EXERCISE OBJECTIVE » Restate all the material verbatim, except for the pictures.

##########

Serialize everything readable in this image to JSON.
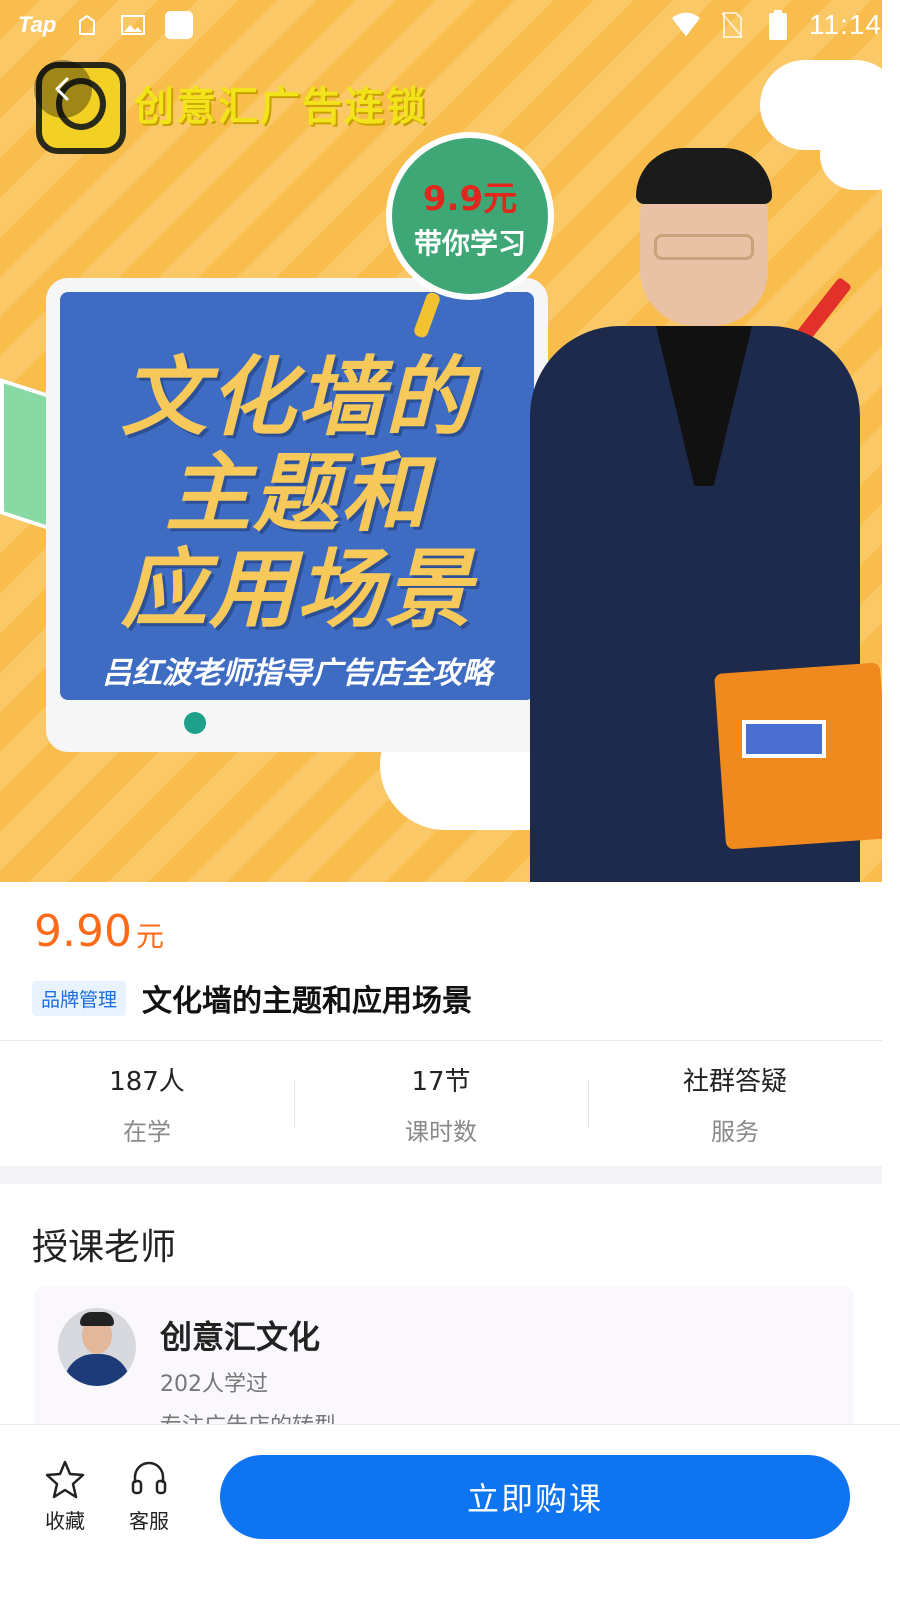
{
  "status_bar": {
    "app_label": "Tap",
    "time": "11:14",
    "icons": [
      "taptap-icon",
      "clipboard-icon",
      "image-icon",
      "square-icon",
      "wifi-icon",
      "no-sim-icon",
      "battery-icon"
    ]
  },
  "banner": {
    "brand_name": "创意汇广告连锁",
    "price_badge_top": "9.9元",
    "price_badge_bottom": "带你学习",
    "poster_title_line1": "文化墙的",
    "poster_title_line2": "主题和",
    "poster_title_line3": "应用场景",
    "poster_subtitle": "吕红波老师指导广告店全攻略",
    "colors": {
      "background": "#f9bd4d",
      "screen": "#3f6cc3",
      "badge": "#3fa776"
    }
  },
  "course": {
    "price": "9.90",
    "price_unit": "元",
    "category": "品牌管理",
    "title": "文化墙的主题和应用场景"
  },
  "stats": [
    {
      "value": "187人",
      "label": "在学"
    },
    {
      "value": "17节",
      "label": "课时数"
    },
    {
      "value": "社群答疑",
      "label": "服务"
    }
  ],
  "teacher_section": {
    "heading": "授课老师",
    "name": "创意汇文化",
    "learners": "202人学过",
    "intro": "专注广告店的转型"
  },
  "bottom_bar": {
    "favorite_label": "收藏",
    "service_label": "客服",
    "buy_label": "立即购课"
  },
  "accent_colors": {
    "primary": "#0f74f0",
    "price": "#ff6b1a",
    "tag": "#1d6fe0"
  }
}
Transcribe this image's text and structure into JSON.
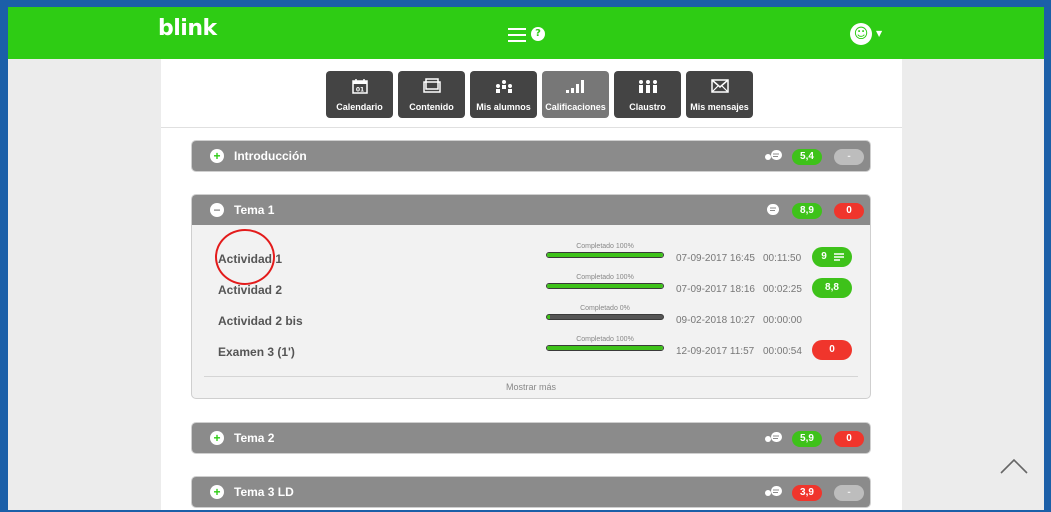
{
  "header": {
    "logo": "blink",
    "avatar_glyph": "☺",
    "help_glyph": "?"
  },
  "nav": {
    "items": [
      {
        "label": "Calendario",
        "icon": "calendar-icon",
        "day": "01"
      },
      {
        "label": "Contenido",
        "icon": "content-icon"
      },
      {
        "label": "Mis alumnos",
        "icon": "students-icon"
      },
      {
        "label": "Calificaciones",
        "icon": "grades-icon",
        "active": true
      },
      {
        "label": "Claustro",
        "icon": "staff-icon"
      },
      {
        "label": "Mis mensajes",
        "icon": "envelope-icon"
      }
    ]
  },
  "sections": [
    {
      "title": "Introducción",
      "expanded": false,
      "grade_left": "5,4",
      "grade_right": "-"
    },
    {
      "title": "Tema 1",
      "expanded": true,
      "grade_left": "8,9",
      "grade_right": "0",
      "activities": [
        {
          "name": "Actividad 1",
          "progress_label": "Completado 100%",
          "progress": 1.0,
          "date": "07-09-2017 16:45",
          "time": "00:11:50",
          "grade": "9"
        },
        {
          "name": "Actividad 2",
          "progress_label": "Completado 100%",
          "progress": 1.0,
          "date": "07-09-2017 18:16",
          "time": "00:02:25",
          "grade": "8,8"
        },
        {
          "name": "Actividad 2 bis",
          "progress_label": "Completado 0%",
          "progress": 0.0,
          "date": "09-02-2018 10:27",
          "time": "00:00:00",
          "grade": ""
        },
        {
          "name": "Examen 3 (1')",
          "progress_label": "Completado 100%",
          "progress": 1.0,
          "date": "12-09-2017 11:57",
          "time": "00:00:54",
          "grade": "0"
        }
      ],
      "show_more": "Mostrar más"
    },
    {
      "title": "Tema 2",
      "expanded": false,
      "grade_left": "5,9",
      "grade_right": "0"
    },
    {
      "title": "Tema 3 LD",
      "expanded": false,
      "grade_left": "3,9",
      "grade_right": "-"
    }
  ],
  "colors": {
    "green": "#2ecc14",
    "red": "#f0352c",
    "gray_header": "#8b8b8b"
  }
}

##########

FINAL RESULT »
Serialize everything readable in this image to JSON.
{
  "status_bar": {
    "app_label": "Tap",
    "time": "11:14",
    "icons": [
      "taptap-icon",
      "clipboard-icon",
      "image-icon",
      "square-icon",
      "wifi-icon",
      "no-sim-icon",
      "battery-icon"
    ]
  },
  "banner": {
    "brand_name": "创意汇广告连锁",
    "price_badge_top": "9.9元",
    "price_badge_bottom": "带你学习",
    "poster_title_line1": "文化墙的",
    "poster_title_line2": "主题和",
    "poster_title_line3": "应用场景",
    "poster_subtitle": "吕红波老师指导广告店全攻略",
    "colors": {
      "background": "#f9bd4d",
      "screen": "#3f6cc3",
      "badge": "#3fa776"
    }
  },
  "course": {
    "price": "9.90",
    "price_unit": "元",
    "category": "品牌管理",
    "title": "文化墙的主题和应用场景"
  },
  "stats": [
    {
      "value": "187人",
      "label": "在学"
    },
    {
      "value": "17节",
      "label": "课时数"
    },
    {
      "value": "社群答疑",
      "label": "服务"
    }
  ],
  "teacher_section": {
    "heading": "授课老师",
    "name": "创意汇文化",
    "learners": "202人学过",
    "intro": "专注广告店的转型"
  },
  "bottom_bar": {
    "favorite_label": "收藏",
    "service_label": "客服",
    "buy_label": "立即购课"
  },
  "accent_colors": {
    "primary": "#0f74f0",
    "price": "#ff6b1a",
    "tag": "#1d6fe0"
  }
}
Transcribe this image's text and structure into JSON.
{
  "header": {
    "logo": "blink",
    "avatar_glyph": "☺",
    "help_glyph": "?"
  },
  "nav": {
    "items": [
      {
        "label": "Calendario",
        "icon": "calendar-icon",
        "day": "01"
      },
      {
        "label": "Contenido",
        "icon": "content-icon"
      },
      {
        "label": "Mis alumnos",
        "icon": "students-icon"
      },
      {
        "label": "Calificaciones",
        "icon": "grades-icon",
        "active": true
      },
      {
        "label": "Claustro",
        "icon": "staff-icon"
      },
      {
        "label": "Mis mensajes",
        "icon": "envelope-icon"
      }
    ]
  },
  "sections": [
    {
      "title": "Introducción",
      "expanded": false,
      "grade_left": "5,4",
      "grade_right": "-"
    },
    {
      "title": "Tema 1",
      "expanded": true,
      "grade_left": "8,9",
      "grade_right": "0",
      "activities": [
        {
          "name": "Actividad 1",
          "progress_label": "Completado 100%",
          "progress": 1.0,
          "date": "07-09-2017 16:45",
          "time": "00:11:50",
          "grade": "9"
        },
        {
          "name": "Actividad 2",
          "progress_label": "Completado 100%",
          "progress": 1.0,
          "date": "07-09-2017 18:16",
          "time": "00:02:25",
          "grade": "8,8"
        },
        {
          "name": "Actividad 2 bis",
          "progress_label": "Completado 0%",
          "progress": 0.0,
          "date": "09-02-2018 10:27",
          "time": "00:00:00",
          "grade": ""
        },
        {
          "name": "Examen 3 (1')",
          "progress_label": "Completado 100%",
          "progress": 1.0,
          "date": "12-09-2017 11:57",
          "time": "00:00:54",
          "grade": "0"
        }
      ],
      "show_more": "Mostrar más"
    },
    {
      "title": "Tema 2",
      "expanded": false,
      "grade_left": "5,9",
      "grade_right": "0"
    },
    {
      "title": "Tema 3 LD",
      "expanded": false,
      "grade_left": "3,9",
      "grade_right": "-"
    }
  ],
  "colors": {
    "green": "#2ecc14",
    "red": "#f0352c",
    "gray_header": "#8b8b8b"
  }
}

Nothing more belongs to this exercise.